_JOB:_
Scan the material below for lines with the word "万元以上" and report how many there are, with nothing added.

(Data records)
┄┄┄┄┄┄

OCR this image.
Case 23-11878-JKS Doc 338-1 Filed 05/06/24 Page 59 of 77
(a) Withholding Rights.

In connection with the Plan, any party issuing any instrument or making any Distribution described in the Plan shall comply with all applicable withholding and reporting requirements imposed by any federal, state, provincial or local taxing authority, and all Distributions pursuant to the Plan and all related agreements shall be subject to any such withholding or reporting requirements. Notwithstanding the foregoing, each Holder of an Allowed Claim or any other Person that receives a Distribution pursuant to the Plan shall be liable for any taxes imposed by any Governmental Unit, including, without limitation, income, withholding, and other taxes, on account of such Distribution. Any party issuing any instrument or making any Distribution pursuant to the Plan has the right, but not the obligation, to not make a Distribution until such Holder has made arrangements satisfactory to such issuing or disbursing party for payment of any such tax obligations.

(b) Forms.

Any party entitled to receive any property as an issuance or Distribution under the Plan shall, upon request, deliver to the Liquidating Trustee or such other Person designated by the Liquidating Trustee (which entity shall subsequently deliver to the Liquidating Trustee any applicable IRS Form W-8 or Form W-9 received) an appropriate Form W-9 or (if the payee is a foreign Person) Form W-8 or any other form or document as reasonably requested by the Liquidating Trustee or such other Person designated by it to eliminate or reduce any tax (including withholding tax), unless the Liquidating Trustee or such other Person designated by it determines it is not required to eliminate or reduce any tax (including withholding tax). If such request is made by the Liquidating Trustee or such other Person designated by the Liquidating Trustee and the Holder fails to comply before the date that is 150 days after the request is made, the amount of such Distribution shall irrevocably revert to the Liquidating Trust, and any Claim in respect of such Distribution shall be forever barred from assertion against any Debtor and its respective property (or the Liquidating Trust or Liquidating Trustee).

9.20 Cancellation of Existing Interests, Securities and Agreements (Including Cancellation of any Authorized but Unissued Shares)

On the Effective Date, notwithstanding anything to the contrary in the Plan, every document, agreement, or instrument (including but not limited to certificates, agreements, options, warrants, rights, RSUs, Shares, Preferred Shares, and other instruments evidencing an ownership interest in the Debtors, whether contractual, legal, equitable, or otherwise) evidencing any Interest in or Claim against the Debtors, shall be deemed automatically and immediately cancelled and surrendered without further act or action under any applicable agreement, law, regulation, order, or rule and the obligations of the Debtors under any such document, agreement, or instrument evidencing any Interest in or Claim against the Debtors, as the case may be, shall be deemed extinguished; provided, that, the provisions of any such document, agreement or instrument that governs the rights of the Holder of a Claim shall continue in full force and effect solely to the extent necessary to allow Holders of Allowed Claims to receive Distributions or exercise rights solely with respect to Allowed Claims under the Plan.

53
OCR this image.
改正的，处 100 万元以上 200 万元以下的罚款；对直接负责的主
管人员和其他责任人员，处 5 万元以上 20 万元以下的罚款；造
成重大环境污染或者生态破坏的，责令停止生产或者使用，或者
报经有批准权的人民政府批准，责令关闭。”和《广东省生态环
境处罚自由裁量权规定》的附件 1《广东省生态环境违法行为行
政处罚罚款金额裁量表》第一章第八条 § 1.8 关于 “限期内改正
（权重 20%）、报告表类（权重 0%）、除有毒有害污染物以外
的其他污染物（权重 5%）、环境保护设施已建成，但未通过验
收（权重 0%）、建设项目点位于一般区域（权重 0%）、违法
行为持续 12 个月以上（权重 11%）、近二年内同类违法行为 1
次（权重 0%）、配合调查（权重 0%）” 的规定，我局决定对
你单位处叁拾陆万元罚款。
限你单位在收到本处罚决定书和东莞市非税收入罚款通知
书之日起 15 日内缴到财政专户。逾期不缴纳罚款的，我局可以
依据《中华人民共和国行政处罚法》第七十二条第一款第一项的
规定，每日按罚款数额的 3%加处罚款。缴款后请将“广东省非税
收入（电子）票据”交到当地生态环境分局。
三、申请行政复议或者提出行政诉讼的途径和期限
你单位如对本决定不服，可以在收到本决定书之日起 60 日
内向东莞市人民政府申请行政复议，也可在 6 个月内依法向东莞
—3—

┄┄┄┄┄┄

_REPLY:_
2